Selected excerpt ->
#####

Just beyond the station the train ventured beneath the towering I-91 overpass where there is a crossover; the Vermonter turned south onto Amtrak's own trackage, paralleling the Connecticut River again (which we'd last seen crossing after Brattleboro). I noticed an old railroad control tower built into the supports for the overpass (perhaps it was built over the tower?); it seemed vacant and lonely in the shadow.
We ran easily south along the east side of the river, and at 2:38 pm passed the north bound Vermonter. If it made the same time we did, it was early into Springfield. A cab car led the north bound, and most of its coaches seemed to be wearing the NortheastDirect color scheme, though it was hard to tell as we passed.

#####

[Stored items]
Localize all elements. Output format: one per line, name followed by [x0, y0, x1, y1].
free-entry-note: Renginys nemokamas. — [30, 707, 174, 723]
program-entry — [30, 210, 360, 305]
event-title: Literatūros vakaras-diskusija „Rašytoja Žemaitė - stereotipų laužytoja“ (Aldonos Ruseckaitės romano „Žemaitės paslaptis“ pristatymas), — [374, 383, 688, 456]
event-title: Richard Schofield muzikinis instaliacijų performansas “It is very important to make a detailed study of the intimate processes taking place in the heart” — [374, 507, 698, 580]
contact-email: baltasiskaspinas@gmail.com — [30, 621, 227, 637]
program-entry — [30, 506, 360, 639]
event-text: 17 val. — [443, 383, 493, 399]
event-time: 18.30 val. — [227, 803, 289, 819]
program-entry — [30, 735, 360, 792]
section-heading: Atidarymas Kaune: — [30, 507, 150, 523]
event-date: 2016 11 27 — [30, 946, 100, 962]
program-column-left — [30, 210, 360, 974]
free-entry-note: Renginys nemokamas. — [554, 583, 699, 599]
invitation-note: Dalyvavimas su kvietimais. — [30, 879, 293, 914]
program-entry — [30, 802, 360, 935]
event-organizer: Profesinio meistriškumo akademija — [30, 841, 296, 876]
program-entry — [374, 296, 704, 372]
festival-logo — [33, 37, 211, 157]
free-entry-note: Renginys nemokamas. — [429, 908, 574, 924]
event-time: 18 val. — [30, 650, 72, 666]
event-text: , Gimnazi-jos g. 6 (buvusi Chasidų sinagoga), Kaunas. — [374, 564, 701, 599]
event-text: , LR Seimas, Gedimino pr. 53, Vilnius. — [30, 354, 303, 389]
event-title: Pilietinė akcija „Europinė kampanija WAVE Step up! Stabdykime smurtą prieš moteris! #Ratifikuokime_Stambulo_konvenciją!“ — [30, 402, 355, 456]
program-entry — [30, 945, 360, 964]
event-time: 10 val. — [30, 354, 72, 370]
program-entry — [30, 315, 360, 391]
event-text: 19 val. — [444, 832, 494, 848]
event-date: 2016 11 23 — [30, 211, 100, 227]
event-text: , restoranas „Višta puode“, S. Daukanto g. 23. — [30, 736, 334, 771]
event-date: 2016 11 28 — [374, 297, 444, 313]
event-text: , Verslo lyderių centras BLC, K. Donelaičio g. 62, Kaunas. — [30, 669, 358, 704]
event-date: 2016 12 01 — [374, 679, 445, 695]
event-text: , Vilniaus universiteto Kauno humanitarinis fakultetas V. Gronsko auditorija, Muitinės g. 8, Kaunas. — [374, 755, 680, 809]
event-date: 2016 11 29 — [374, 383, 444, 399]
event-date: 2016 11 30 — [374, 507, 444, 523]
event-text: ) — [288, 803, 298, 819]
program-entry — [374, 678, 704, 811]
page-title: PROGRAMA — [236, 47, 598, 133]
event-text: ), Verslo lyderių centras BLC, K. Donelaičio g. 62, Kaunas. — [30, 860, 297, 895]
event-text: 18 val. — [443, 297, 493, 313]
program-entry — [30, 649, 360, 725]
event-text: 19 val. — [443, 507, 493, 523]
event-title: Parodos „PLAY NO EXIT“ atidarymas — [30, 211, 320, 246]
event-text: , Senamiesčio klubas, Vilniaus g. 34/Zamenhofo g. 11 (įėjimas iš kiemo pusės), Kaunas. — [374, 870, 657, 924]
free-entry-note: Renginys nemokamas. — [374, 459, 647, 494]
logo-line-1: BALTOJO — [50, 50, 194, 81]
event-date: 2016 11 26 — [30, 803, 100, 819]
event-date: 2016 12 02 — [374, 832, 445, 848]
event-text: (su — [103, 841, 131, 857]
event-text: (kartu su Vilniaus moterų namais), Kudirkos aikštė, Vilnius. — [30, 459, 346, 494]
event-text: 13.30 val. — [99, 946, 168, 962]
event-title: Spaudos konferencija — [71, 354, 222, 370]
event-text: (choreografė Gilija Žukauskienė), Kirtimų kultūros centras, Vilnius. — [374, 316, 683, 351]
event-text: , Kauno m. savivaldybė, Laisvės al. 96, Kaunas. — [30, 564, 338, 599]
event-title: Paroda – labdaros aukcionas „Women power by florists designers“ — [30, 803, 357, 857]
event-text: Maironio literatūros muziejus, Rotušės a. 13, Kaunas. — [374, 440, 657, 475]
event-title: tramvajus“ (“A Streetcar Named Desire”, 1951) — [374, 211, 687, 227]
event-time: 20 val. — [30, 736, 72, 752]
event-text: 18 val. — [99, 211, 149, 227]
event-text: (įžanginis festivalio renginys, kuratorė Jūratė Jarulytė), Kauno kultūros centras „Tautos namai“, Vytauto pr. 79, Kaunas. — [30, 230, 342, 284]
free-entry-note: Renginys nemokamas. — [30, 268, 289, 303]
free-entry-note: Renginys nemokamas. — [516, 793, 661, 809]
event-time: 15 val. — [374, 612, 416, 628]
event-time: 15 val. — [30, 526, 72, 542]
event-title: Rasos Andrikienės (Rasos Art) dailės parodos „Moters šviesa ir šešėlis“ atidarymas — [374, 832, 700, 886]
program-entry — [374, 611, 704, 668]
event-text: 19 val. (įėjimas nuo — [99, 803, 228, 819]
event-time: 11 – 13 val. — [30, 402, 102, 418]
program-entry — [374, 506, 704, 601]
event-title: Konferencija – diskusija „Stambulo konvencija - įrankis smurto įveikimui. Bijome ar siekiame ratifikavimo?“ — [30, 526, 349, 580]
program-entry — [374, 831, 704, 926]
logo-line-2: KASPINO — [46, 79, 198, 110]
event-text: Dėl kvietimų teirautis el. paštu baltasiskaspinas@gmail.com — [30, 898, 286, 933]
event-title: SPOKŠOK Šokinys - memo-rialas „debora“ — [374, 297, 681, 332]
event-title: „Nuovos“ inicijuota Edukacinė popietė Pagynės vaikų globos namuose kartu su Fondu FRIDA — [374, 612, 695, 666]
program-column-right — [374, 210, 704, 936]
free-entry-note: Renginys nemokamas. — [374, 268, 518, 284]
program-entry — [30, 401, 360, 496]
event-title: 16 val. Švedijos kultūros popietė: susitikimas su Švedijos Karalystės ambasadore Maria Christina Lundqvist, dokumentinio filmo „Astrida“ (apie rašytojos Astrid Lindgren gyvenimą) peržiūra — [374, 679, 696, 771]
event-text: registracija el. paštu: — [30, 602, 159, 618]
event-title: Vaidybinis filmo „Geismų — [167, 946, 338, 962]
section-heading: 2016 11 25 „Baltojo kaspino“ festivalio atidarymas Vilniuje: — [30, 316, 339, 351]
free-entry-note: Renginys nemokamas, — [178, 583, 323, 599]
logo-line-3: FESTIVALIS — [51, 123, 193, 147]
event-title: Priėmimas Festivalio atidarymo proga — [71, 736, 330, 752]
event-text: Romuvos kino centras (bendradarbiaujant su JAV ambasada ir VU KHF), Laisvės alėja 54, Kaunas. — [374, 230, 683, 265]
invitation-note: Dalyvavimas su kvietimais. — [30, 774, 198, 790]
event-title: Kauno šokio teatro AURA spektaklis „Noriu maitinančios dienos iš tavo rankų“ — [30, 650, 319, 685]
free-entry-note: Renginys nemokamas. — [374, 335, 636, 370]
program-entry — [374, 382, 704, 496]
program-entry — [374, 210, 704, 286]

#####

Work request -> In the excerpt about the Vermonter's run south along the Connecticut River, at what time did the train pass the northbound Vermonter? You won't need the rows for this.

Response for this exercise -> 2:38 pm